* **Entries supplied**:
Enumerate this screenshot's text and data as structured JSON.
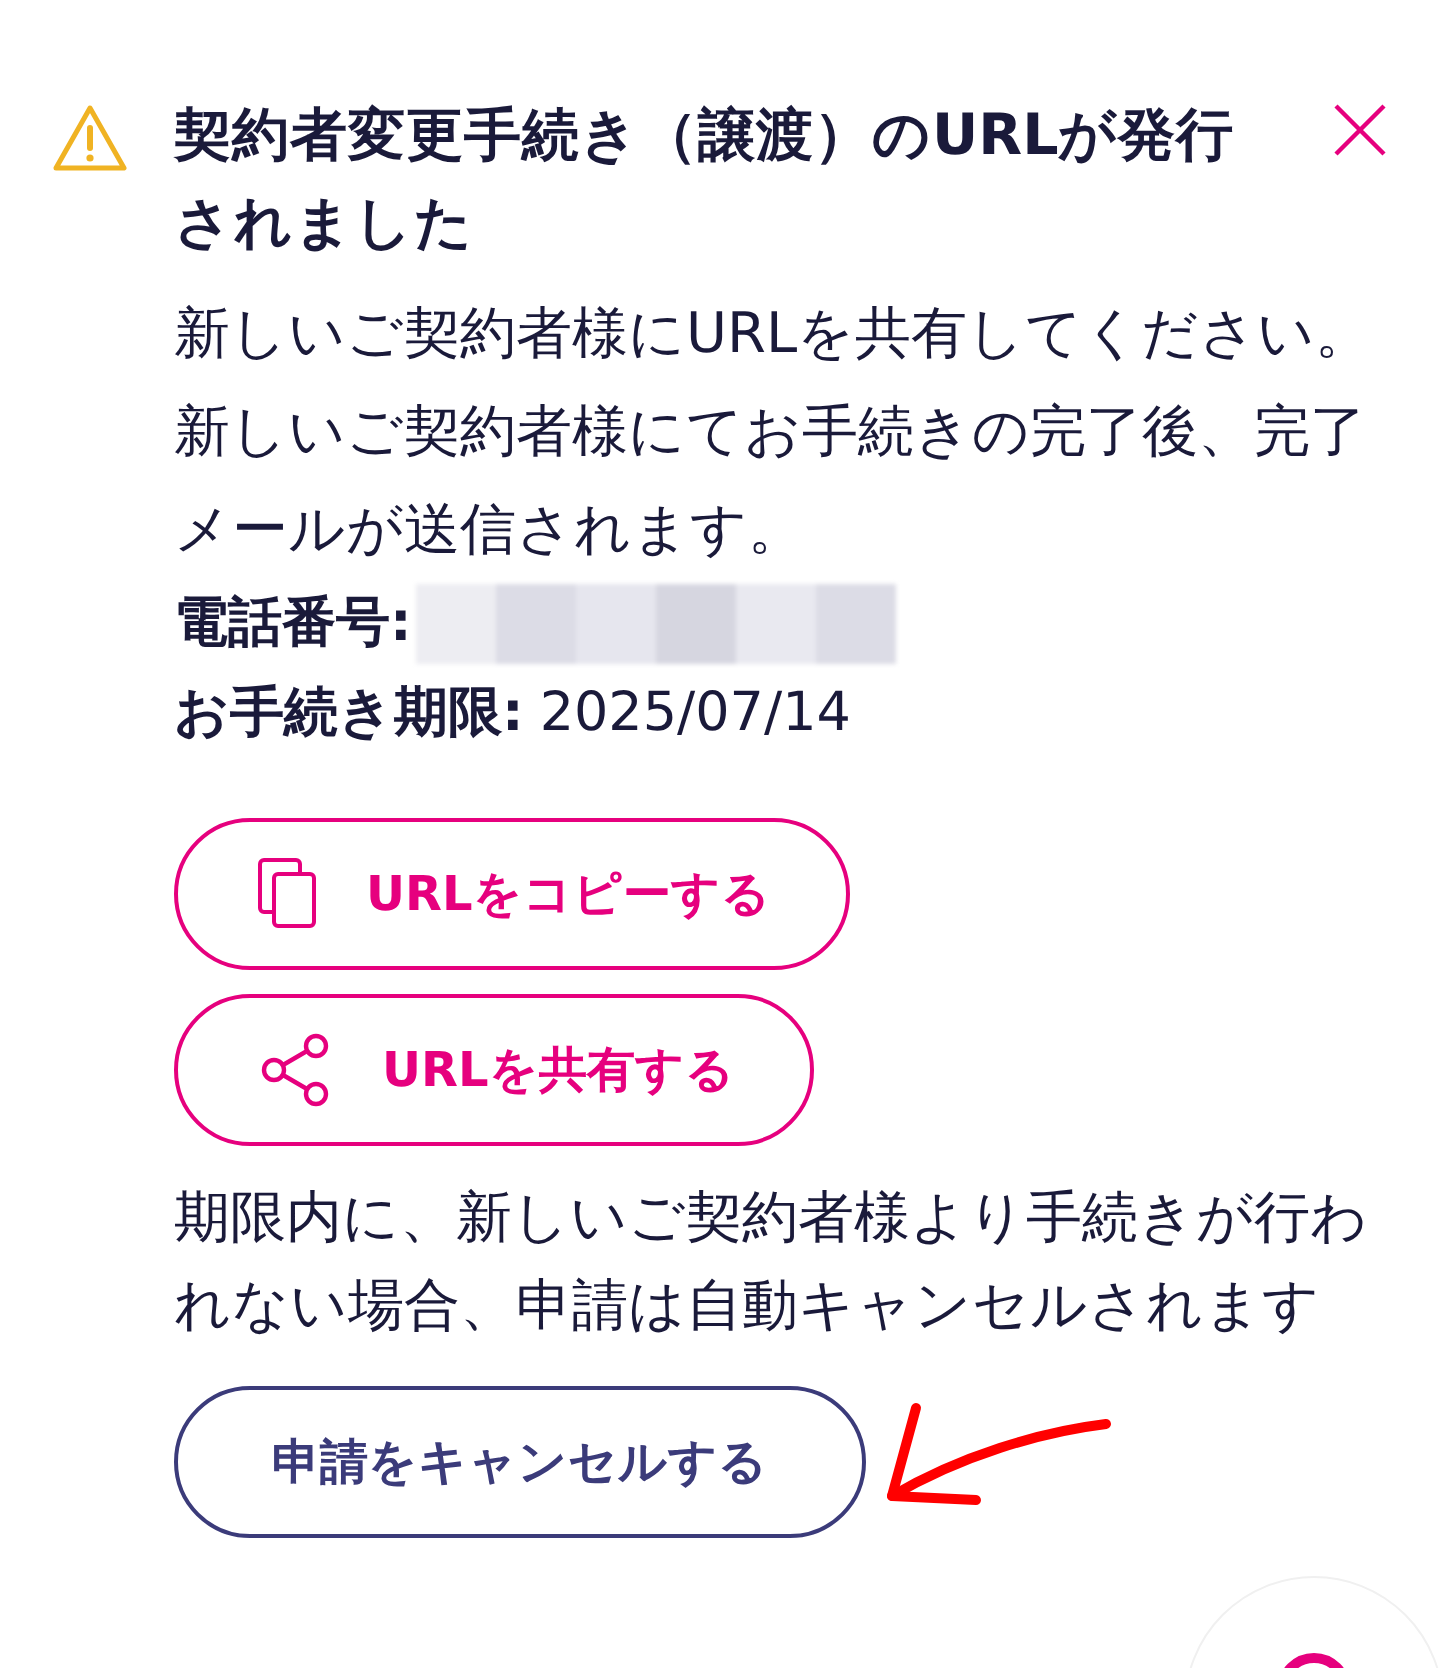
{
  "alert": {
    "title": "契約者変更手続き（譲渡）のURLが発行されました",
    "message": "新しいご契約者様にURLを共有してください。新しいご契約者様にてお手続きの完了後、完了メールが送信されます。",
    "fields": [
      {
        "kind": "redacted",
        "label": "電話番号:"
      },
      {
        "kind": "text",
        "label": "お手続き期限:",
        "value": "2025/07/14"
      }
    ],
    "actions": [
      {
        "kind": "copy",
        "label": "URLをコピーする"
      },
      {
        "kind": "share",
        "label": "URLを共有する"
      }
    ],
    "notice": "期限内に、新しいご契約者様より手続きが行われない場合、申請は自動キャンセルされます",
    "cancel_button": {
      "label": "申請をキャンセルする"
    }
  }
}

* **Task directions**: Restate each line of the records exactly; pictures do not belong in the copy.

* **Solution to the problem**:
Enumerate this screenshot's text and data as structured JSON.
{
  "alert": {
    "title": "契約者変更手続き（譲渡）のURLが発行されました",
    "message": "新しいご契約者様にURLを共有してください。新しいご契約者様にてお手続きの完了後、完了メールが送信されます。",
    "fields": [
      {
        "kind": "redacted",
        "label": "電話番号:"
      },
      {
        "kind": "text",
        "label": "お手続き期限:",
        "value": "2025/07/14"
      }
    ],
    "actions": [
      {
        "kind": "copy",
        "label": "URLをコピーする"
      },
      {
        "kind": "share",
        "label": "URLを共有する"
      }
    ],
    "notice": "期限内に、新しいご契約者様より手続きが行われない場合、申請は自動キャンセルされます",
    "cancel_button": {
      "label": "申請をキャンセルする"
    }
  }
}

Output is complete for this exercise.